%%
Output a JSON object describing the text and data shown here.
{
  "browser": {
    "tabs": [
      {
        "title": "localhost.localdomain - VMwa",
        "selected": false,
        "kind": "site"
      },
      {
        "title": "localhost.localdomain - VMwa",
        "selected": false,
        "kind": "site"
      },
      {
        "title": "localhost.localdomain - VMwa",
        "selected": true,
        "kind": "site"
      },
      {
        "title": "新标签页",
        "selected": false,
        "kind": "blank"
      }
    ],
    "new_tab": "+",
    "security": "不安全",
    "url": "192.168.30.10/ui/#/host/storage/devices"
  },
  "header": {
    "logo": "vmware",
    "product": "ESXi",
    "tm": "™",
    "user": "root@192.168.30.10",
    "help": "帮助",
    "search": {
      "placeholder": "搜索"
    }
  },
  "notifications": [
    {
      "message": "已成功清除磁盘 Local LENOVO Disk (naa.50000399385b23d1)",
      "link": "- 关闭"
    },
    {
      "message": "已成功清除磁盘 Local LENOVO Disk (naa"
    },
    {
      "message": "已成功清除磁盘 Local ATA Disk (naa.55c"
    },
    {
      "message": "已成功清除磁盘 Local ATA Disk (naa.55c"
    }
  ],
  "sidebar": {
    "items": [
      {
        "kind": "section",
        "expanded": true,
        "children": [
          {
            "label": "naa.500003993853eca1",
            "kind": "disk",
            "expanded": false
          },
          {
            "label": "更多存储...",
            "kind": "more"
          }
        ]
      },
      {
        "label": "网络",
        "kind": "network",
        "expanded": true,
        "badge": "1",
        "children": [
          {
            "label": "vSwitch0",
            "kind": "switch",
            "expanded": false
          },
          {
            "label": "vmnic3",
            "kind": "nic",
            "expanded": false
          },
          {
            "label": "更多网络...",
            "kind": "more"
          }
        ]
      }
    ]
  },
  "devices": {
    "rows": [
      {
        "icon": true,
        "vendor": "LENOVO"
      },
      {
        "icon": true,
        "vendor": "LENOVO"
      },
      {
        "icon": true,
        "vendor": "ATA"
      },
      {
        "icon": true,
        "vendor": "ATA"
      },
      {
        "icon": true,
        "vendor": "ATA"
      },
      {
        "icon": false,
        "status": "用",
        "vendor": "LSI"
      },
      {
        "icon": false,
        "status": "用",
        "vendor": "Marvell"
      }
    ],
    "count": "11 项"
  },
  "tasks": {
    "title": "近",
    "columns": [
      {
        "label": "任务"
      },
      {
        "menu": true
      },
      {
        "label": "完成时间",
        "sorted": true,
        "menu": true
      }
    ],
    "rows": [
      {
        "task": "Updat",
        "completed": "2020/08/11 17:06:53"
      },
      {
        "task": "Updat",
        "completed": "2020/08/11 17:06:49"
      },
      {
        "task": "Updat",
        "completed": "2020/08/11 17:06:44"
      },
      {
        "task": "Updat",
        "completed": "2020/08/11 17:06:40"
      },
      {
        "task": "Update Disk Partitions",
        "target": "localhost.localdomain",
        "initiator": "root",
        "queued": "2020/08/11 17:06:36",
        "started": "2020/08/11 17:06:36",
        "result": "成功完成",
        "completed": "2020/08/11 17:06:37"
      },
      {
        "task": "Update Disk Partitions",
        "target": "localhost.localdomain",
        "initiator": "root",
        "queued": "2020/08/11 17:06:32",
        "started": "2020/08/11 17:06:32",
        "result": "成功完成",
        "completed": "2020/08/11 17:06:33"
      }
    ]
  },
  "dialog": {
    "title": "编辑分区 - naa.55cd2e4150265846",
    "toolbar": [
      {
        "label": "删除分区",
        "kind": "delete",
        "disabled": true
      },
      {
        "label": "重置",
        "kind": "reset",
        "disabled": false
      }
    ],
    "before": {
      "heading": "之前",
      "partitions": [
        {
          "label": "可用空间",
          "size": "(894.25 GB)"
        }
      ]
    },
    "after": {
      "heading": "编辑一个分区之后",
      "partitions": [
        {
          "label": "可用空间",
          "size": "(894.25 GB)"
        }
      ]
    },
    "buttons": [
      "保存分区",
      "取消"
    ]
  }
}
%%
## Task to carry out
Go through the listing and copy all of it exactly.

## Output of the exercise
Output a JSON object describing the text and data shown here.
{
  "browser": {
    "tabs": [
      {
        "title": "localhost.localdomain - VMwa",
        "selected": false,
        "kind": "site"
      },
      {
        "title": "localhost.localdomain - VMwa",
        "selected": false,
        "kind": "site"
      },
      {
        "title": "localhost.localdomain - VMwa",
        "selected": true,
        "kind": "site"
      },
      {
        "title": "新标签页",
        "selected": false,
        "kind": "blank"
      }
    ],
    "new_tab": "+",
    "security": "不安全",
    "url": "192.168.30.10/ui/#/host/storage/devices"
  },
  "header": {
    "logo": "vmware",
    "product": "ESXi",
    "tm": "™",
    "user": "root@192.168.30.10",
    "help": "帮助",
    "search": {
      "placeholder": "搜索"
    }
  },
  "notifications": [
    {
      "message": "已成功清除磁盘 Local LENOVO Disk (naa.50000399385b23d1)",
      "link": "- 关闭"
    },
    {
      "message": "已成功清除磁盘 Local LENOVO Disk (naa"
    },
    {
      "message": "已成功清除磁盘 Local ATA Disk (naa.55c"
    },
    {
      "message": "已成功清除磁盘 Local ATA Disk (naa.55c"
    }
  ],
  "sidebar": {
    "items": [
      {
        "kind": "section",
        "expanded": true,
        "children": [
          {
            "label": "naa.500003993853eca1",
            "kind": "disk",
            "expanded": false
          },
          {
            "label": "更多存储...",
            "kind": "more"
          }
        ]
      },
      {
        "label": "网络",
        "kind": "network",
        "expanded": true,
        "badge": "1",
        "children": [
          {
            "label": "vSwitch0",
            "kind": "switch",
            "expanded": false
          },
          {
            "label": "vmnic3",
            "kind": "nic",
            "expanded": false
          },
          {
            "label": "更多网络...",
            "kind": "more"
          }
        ]
      }
    ]
  },
  "devices": {
    "rows": [
      {
        "icon": true,
        "vendor": "LENOVO"
      },
      {
        "icon": true,
        "vendor": "LENOVO"
      },
      {
        "icon": true,
        "vendor": "ATA"
      },
      {
        "icon": true,
        "vendor": "ATA"
      },
      {
        "icon": true,
        "vendor": "ATA"
      },
      {
        "icon": false,
        "status": "用",
        "vendor": "LSI"
      },
      {
        "icon": false,
        "status": "用",
        "vendor": "Marvell"
      }
    ],
    "count": "11 项"
  },
  "tasks": {
    "title": "近",
    "columns": [
      {
        "label": "任务"
      },
      {
        "menu": true
      },
      {
        "label": "完成时间",
        "sorted": true,
        "menu": true
      }
    ],
    "rows": [
      {
        "task": "Updat",
        "completed": "2020/08/11 17:06:53"
      },
      {
        "task": "Updat",
        "completed": "2020/08/11 17:06:49"
      },
      {
        "task": "Updat",
        "completed": "2020/08/11 17:06:44"
      },
      {
        "task": "Updat",
        "completed": "2020/08/11 17:06:40"
      },
      {
        "task": "Update Disk Partitions",
        "target": "localhost.localdomain",
        "initiator": "root",
        "queued": "2020/08/11 17:06:36",
        "started": "2020/08/11 17:06:36",
        "result": "成功完成",
        "completed": "2020/08/11 17:06:37"
      },
      {
        "task": "Update Disk Partitions",
        "target": "localhost.localdomain",
        "initiator": "root",
        "queued": "2020/08/11 17:06:32",
        "started": "2020/08/11 17:06:32",
        "result": "成功完成",
        "completed": "2020/08/11 17:06:33"
      }
    ]
  },
  "dialog": {
    "title": "编辑分区 - naa.55cd2e4150265846",
    "toolbar": [
      {
        "label": "删除分区",
        "kind": "delete",
        "disabled": true
      },
      {
        "label": "重置",
        "kind": "reset",
        "disabled": false
      }
    ],
    "before": {
      "heading": "之前",
      "partitions": [
        {
          "label": "可用空间",
          "size": "(894.25 GB)"
        }
      ]
    },
    "after": {
      "heading": "编辑一个分区之后",
      "partitions": [
        {
          "label": "可用空间",
          "size": "(894.25 GB)"
        }
      ]
    },
    "buttons": [
      "保存分区",
      "取消"
    ]
  }
}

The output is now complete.